> _PROBLEM DETAILS_: List each line of the data that holds the string "page".

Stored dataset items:

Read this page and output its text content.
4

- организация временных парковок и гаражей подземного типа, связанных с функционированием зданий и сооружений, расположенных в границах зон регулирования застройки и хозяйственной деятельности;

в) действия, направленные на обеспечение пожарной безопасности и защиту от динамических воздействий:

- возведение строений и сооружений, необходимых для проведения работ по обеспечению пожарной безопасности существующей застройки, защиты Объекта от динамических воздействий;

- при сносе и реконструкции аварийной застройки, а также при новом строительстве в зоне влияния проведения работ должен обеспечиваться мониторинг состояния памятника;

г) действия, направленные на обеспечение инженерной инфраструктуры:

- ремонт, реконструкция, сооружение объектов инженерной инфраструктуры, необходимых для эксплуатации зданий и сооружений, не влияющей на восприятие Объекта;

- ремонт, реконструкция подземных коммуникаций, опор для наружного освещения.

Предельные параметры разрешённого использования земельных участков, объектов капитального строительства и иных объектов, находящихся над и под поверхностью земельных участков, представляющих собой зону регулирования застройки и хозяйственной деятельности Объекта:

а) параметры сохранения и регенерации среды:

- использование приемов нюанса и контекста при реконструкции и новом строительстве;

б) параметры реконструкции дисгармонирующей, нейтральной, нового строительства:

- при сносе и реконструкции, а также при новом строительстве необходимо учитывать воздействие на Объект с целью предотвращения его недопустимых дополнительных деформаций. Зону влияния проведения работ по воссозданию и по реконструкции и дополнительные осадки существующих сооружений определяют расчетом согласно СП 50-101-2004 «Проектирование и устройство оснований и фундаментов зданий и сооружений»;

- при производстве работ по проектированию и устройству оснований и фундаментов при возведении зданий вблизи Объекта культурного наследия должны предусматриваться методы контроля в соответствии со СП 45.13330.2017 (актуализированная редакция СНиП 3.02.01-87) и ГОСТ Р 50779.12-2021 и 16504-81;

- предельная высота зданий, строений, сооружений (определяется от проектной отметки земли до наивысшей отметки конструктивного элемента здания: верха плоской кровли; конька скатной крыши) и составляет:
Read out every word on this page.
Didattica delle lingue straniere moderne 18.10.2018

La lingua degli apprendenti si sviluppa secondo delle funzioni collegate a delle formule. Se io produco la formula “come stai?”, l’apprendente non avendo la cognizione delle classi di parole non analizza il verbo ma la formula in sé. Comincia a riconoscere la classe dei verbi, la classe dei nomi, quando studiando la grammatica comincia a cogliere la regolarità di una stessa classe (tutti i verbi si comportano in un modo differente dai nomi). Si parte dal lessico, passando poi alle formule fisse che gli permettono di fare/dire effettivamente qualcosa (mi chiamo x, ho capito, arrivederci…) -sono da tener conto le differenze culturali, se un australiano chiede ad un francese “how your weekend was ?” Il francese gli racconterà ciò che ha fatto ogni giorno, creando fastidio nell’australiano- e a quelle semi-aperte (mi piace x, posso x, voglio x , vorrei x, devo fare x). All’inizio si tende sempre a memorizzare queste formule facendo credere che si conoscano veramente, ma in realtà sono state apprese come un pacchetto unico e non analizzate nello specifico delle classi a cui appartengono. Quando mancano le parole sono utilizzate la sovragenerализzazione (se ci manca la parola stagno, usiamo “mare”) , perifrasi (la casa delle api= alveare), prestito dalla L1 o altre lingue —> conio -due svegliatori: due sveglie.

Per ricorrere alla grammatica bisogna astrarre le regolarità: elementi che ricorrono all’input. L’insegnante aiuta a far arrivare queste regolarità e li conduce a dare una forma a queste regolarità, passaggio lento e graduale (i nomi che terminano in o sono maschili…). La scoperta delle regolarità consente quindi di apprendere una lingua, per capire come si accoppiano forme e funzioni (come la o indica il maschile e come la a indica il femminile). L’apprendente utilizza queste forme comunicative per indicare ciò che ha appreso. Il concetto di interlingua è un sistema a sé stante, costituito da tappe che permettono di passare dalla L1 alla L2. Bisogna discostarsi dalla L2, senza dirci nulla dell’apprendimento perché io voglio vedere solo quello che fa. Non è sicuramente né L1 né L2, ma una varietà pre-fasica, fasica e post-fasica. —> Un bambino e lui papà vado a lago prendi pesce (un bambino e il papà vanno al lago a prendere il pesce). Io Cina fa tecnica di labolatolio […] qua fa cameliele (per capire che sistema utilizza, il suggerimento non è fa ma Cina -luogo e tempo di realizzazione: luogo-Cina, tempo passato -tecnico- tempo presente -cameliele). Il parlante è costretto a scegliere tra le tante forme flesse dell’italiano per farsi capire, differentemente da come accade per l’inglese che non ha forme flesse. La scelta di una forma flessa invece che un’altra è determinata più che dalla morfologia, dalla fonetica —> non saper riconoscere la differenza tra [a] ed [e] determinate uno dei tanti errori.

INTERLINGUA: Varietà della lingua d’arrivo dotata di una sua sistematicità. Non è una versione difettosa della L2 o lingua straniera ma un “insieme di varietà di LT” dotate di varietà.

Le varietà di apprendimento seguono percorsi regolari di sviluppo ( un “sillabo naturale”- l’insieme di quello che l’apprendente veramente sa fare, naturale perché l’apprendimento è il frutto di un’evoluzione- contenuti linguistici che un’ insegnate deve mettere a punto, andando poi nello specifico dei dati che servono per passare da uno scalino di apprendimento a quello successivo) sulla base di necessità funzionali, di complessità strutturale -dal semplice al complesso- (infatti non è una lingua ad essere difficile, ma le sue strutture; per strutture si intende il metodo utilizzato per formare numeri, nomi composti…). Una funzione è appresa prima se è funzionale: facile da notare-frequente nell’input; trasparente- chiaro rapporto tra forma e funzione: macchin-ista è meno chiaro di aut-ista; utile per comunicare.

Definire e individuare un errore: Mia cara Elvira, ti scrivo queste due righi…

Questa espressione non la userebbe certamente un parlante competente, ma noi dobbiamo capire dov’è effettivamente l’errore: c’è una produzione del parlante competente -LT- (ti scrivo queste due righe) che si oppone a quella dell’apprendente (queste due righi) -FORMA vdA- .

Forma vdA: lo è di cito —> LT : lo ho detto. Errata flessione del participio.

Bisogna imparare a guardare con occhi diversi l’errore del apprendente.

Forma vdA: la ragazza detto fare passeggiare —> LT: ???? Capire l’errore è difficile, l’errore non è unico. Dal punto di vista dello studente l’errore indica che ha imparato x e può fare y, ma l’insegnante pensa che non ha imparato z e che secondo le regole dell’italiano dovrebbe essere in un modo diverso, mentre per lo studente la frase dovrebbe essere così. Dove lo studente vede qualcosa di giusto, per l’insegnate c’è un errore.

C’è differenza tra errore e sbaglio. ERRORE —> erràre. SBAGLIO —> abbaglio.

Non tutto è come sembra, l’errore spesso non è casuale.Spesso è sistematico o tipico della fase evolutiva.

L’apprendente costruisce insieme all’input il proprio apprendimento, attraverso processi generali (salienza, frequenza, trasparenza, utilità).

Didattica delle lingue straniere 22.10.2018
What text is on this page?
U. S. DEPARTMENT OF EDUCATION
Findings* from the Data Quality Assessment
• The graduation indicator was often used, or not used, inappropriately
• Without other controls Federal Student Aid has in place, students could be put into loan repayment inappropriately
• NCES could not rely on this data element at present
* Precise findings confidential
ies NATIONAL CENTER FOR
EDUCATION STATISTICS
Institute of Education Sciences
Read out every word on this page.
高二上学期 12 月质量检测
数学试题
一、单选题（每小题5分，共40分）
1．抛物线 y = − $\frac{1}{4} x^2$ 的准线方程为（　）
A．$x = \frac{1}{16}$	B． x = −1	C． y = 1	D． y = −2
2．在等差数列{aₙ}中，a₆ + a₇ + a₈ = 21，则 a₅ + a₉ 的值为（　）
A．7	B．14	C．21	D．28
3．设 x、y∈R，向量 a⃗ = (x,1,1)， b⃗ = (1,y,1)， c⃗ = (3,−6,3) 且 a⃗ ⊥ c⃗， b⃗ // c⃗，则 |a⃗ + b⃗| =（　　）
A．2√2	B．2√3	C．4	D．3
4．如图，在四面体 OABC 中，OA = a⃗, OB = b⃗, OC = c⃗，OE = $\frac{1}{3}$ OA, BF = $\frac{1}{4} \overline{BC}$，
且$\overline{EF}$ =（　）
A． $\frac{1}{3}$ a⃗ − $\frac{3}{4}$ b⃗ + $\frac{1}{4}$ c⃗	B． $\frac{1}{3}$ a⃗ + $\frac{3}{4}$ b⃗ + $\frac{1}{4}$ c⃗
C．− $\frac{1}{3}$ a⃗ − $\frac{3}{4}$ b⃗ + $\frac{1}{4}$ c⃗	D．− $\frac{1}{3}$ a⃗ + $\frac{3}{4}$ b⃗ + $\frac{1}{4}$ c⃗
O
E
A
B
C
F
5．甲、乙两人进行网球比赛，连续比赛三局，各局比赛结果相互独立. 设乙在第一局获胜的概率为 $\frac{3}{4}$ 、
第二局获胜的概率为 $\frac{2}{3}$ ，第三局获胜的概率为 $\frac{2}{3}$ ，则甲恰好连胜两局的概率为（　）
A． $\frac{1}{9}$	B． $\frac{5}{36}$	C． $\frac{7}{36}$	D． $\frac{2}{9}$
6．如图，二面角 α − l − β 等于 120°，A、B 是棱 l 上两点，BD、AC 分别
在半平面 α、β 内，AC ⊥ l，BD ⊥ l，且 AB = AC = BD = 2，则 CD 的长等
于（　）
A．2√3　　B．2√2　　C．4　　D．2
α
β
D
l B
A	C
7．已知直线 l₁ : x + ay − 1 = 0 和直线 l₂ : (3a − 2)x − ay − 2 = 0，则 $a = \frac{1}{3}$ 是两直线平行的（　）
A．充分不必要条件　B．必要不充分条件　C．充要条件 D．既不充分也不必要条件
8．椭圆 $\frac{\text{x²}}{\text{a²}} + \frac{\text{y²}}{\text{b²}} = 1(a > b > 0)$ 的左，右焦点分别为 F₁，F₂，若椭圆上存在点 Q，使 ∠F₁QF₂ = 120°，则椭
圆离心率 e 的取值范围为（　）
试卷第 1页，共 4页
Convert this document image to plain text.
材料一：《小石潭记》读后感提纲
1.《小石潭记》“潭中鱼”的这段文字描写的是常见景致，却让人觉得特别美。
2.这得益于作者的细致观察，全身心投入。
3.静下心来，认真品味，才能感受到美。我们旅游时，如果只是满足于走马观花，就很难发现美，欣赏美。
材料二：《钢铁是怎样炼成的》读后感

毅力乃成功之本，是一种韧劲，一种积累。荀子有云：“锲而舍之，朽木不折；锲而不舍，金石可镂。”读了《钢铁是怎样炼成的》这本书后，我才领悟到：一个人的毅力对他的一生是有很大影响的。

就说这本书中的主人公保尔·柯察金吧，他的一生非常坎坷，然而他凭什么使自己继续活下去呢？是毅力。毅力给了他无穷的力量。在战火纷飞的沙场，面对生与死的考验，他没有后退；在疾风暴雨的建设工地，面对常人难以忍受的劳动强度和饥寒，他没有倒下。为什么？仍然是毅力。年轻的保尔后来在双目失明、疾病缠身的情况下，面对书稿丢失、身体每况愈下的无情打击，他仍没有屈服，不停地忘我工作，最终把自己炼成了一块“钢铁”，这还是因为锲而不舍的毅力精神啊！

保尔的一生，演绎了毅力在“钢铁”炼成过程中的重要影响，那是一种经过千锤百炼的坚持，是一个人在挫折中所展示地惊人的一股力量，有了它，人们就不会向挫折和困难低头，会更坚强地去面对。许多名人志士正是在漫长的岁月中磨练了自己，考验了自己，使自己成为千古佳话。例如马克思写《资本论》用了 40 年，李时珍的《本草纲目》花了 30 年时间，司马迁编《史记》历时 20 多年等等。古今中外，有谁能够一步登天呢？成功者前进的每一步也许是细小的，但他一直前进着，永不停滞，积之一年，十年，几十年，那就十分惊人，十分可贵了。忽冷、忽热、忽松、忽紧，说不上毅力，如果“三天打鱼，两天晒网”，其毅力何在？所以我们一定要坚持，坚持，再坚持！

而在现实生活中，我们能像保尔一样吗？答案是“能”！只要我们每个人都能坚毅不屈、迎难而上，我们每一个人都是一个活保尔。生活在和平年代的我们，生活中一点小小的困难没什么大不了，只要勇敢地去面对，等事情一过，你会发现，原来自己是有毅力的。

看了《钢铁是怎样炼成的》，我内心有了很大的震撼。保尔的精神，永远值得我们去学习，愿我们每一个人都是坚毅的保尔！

> _CORRECT RESULT_:
Read this page and output its text content.
Read out every word on this page.
What text is on this page?
Read out every word on this page.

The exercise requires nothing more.